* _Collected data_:
■ ■ ■ ■ ■ ■ ■
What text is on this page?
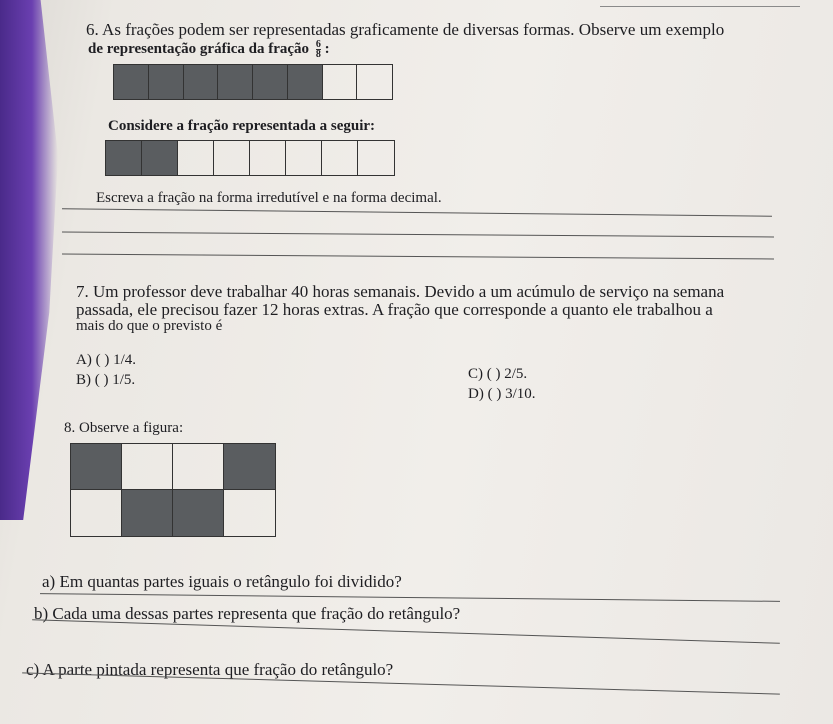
6. As frações podem ser representadas graficamente de diversas formas. Observe um exemplo
de representação gráfica da fração $\frac{6}{8}$ :
Considere a fração representada a seguir:
Escreva a fração na forma irredutível e na forma decimal.
7. Um professor deve trabalhar 40 horas semanais. Devido a um acúmulo de serviço na semana
passada, ele precisou fazer 12 horas extras. A fração que corresponde a quanto ele trabalhou a
mais do que o previsto é
A) ( ) 1/4.
B) ( ) 1/5.	C) ( ) 2/5.
D) ( ) 3/10.
8. Observe a figura:
a) Em quantas partes iguais o retângulo foi dividido?
b) Cada uma dessas partes representa que fração do retângulo?
c) A parte pintada representa que fração do retângulo?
■ ■ ■ ■ ■ ■ ■
Reproduce the entries above exactly. Do not include the images.

* _Correct output_:
What text is on this page?
6. As frações podem ser representadas graficamente de diversas formas. Observe um exemplo
de representação gráfica da fração $\frac{6}{8}$ :
Considere a fração representada a seguir:
Escreva a fração na forma irredutível e na forma decimal.
7. Um professor deve trabalhar 40 horas semanais. Devido a um acúmulo de serviço na semana
passada, ele precisou fazer 12 horas extras. A fração que corresponde a quanto ele trabalhou a
mais do que o previsto é
A) ( ) 1/4.
B) ( ) 1/5.	C) ( ) 2/5.
D) ( ) 3/10.
8. Observe a figura:
a) Em quantas partes iguais o retângulo foi dividido?
b) Cada uma dessas partes representa que fração do retângulo?
c) A parte pintada representa que fração do retângulo?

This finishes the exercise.